• **Texto proporcionado**:

Pocas son las instituciones que han mantenido tan fielmente sus costumbres y tradiciones a lo largo de la historia como lo han hecho las tunas en todo el mundo. El espíritu bohemio pícaro y conquistador del tuno, su vestimenta y su repertorio popular ha ido pasando de generación en generación desde la Edad Media hasta nuestros días. Una exposición organizada por la Fundación Centro Etnográfico Joaquín Díaz y con sede en la sala de exposiciones Mercedes Rueda en Urueña repasa, desde ayer y hasta dentro de un año, la historia de estas agrupaciones estudiantiles que nacieron con las universidades en el siglo XIII.
La muestra, denominada 'Arte de tunar', está compuesta por documentos originales -grabados, libros y publicaciones antiguas- de Roberto Martínez del Río, y por instrumentos cedidos, en su mayoría, por el Museo que Luis Delgado dirige en Urueña. Esta exposición monográfica pretende «re- crear la historia y la iconogrfía de las tunas y estudiantinas, estudiar su repertorio e indumentaria y mostrar la visión que la literatura ha dado de la institución universitaria a lo largo del tiempo», según informaron desde el centro etnográfico de Urueña.

• **Enunciado**:
Indica si cada una de estas afirmaciones concuerda con el texto sobre la exposición de las tunas. Responde sí o no y cita literalmente las palabras del texto que lo deciden. (a) La exposición la organiza la Fundación Centro Etnográfico Joaquín Díaz. (b) Las tunas surgieron en el siglo XV. (c) Todos los instrumentos expuestos proceden del museo que dirige Luis Delgado.

• **Datos para revisar**:
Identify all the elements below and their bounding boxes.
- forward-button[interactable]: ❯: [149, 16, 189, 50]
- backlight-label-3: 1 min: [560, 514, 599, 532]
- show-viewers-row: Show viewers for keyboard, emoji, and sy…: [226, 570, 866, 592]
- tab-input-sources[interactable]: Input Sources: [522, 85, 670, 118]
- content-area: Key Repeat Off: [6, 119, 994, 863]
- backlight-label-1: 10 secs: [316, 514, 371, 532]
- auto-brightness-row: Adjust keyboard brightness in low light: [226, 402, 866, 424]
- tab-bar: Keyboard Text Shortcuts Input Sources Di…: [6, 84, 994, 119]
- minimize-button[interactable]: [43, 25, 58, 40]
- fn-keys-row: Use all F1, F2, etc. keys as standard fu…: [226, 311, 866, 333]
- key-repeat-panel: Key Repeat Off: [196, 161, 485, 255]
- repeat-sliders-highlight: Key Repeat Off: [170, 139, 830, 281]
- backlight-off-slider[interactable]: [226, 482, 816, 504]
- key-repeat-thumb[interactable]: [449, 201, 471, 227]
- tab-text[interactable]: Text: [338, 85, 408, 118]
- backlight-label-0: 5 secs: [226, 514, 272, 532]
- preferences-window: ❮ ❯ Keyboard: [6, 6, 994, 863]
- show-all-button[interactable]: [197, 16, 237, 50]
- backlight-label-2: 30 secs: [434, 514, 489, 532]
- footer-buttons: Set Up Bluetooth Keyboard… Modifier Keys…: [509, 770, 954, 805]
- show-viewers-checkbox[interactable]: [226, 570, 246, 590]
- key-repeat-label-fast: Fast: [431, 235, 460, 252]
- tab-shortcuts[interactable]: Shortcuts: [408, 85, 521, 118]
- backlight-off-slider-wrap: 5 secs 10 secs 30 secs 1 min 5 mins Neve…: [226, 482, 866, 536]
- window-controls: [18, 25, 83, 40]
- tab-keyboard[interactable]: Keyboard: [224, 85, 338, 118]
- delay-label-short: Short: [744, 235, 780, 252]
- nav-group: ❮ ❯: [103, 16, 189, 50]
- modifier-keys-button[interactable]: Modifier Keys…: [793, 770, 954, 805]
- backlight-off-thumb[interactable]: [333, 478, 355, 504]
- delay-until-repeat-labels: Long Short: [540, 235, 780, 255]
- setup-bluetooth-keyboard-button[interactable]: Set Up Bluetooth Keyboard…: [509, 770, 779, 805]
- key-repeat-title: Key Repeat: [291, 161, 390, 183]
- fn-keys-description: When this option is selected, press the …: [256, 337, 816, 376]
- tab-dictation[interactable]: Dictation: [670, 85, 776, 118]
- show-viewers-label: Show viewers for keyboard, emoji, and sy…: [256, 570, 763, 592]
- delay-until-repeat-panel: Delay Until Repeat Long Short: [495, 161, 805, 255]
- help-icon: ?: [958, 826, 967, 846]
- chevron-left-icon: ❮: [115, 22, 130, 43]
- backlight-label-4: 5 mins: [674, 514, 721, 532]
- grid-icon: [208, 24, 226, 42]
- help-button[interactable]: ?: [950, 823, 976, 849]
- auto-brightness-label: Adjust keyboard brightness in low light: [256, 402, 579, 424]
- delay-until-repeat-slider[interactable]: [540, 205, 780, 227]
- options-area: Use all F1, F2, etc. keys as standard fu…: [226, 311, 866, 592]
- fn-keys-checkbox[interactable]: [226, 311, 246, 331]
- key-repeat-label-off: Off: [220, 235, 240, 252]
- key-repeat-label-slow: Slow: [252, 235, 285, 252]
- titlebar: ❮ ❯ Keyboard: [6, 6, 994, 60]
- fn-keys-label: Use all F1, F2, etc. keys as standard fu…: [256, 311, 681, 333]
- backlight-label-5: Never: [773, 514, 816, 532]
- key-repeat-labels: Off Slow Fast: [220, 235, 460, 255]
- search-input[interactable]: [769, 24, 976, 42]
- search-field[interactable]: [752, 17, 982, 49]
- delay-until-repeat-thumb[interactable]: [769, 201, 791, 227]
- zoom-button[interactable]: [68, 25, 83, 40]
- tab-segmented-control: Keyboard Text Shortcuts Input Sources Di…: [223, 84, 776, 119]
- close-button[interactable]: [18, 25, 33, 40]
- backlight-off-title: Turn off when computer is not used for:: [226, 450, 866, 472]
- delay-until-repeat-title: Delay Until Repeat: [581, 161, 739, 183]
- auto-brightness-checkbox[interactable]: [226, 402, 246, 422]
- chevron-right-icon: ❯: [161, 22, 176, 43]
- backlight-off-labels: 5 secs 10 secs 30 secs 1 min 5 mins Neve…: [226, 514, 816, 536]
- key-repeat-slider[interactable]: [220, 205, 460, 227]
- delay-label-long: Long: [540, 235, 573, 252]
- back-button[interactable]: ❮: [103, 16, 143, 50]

• **Resultado**:
(a) Sí: «Una exposición organizada por la Fundación Centro Etnográfico Joaquín Díaz».
(b) No: «estas agrupaciones estudiantiles que nacieron con las universidades en el siglo XIII».
(c) No: «instrumentos cedidos, en su mayoría, por el Museo que Luis Delgado dirige en Urueña».